* _DATA SECTION_
---

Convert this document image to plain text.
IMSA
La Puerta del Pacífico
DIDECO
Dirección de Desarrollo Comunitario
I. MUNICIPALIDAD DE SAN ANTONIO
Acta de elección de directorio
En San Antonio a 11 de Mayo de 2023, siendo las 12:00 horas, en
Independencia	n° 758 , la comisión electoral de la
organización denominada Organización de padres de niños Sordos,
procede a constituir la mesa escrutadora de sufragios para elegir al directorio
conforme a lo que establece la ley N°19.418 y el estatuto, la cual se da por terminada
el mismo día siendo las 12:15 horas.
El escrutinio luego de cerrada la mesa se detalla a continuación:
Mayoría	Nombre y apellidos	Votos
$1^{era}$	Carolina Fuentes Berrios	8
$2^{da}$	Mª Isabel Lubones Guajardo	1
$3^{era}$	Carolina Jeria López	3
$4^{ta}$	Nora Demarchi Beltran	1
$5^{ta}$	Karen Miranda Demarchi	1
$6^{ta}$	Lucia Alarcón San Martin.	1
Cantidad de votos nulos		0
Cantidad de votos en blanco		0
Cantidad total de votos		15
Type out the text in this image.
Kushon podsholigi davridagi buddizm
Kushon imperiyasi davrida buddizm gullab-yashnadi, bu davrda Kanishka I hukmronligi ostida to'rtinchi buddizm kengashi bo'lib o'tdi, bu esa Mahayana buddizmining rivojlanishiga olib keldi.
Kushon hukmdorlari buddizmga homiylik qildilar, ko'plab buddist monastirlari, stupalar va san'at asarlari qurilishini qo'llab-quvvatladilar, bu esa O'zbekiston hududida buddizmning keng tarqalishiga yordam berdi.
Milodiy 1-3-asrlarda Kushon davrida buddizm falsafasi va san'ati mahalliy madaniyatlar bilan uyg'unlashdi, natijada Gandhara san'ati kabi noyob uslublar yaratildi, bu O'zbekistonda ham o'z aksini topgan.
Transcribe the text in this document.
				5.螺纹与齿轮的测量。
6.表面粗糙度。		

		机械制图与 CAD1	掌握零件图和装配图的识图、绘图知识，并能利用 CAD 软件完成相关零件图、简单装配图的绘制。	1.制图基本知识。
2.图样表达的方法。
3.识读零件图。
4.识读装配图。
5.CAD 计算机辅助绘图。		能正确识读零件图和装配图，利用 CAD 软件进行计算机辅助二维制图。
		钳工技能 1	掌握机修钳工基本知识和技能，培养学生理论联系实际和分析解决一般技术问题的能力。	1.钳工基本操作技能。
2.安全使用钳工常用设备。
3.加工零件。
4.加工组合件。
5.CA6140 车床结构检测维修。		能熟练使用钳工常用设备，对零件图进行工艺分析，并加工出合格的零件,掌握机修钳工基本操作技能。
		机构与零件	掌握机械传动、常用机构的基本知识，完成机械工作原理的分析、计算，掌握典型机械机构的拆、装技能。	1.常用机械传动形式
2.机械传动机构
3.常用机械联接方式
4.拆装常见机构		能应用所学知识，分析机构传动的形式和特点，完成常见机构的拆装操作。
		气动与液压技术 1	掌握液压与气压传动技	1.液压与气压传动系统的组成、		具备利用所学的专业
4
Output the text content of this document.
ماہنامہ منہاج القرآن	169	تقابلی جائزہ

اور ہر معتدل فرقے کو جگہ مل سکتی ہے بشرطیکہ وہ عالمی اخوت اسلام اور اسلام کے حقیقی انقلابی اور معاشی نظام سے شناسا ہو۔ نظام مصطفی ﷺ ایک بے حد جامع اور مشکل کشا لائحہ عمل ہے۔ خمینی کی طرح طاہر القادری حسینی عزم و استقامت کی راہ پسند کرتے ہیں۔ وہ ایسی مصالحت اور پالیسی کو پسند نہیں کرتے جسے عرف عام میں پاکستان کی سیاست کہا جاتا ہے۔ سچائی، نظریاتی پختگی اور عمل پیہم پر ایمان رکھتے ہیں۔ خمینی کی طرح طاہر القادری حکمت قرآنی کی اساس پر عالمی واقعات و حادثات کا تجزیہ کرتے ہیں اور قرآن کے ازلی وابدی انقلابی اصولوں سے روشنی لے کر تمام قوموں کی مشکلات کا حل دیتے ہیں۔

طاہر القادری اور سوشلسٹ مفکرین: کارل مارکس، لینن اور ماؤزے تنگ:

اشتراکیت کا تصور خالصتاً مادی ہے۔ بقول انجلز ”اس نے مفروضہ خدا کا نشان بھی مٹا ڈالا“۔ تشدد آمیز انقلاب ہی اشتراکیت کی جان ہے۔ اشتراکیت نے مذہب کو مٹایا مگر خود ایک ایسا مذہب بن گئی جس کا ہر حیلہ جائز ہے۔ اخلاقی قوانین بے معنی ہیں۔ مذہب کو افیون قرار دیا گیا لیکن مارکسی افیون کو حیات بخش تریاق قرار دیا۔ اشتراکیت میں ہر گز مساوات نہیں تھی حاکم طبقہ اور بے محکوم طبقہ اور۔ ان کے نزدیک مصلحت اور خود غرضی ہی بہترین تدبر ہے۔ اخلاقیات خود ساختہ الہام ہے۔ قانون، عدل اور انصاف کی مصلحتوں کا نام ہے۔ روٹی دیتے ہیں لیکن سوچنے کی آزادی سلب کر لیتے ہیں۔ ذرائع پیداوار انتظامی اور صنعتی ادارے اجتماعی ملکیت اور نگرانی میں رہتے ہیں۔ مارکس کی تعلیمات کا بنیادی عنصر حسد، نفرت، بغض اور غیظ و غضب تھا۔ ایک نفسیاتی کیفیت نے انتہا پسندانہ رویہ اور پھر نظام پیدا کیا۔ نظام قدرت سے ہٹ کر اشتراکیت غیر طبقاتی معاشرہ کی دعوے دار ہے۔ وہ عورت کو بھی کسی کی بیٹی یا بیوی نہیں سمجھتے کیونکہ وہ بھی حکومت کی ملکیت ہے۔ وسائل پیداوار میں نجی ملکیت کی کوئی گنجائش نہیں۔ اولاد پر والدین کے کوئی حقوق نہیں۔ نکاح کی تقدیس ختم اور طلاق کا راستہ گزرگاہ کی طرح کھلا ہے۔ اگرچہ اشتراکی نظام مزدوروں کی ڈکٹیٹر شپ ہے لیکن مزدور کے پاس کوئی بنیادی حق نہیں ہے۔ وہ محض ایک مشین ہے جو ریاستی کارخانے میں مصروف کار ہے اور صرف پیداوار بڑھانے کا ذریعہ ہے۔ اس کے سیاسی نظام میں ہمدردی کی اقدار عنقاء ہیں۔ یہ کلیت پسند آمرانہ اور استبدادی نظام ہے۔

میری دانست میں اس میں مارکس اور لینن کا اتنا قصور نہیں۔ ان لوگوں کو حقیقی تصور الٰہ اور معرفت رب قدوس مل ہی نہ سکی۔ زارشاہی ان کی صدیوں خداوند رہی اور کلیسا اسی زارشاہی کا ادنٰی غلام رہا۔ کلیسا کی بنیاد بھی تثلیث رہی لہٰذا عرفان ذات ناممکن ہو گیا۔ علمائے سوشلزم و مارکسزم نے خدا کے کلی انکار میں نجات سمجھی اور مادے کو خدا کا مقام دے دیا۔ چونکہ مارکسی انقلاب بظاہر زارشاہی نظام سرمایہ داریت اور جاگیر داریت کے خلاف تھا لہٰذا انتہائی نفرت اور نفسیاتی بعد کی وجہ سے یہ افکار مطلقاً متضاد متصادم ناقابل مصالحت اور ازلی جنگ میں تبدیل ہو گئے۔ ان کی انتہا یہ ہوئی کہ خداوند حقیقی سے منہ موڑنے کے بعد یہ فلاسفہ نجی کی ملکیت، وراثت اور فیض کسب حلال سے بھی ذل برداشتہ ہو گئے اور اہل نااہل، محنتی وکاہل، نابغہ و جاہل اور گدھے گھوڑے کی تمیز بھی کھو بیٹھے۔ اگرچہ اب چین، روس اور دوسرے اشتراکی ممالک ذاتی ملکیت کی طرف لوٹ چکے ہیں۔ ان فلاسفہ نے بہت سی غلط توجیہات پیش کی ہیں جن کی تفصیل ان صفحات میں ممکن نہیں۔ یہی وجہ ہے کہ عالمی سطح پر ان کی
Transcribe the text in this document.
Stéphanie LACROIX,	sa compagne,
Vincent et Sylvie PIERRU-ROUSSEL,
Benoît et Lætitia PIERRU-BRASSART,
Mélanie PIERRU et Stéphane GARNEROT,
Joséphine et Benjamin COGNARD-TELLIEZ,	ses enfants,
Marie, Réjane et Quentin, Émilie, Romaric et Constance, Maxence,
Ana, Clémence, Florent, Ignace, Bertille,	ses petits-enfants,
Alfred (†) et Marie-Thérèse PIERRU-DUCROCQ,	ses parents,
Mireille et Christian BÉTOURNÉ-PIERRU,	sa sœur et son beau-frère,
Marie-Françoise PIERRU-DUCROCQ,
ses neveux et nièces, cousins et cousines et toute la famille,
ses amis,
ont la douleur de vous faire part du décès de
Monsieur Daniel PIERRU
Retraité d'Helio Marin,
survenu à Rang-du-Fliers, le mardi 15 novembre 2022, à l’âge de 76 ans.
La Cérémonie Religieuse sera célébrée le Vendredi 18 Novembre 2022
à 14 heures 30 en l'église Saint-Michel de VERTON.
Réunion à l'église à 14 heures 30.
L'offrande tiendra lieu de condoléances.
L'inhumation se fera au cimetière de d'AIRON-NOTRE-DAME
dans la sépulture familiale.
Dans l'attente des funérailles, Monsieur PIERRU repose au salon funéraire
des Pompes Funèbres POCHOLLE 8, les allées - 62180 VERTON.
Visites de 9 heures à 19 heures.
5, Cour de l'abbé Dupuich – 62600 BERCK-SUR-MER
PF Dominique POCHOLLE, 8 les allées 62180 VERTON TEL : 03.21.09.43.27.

---

* _WHAT THE TASK REQUIRES_
Tally up the lines of the listing containing the word "image". Give only the total.

* _OUTPUT FOR THIS TASK_
2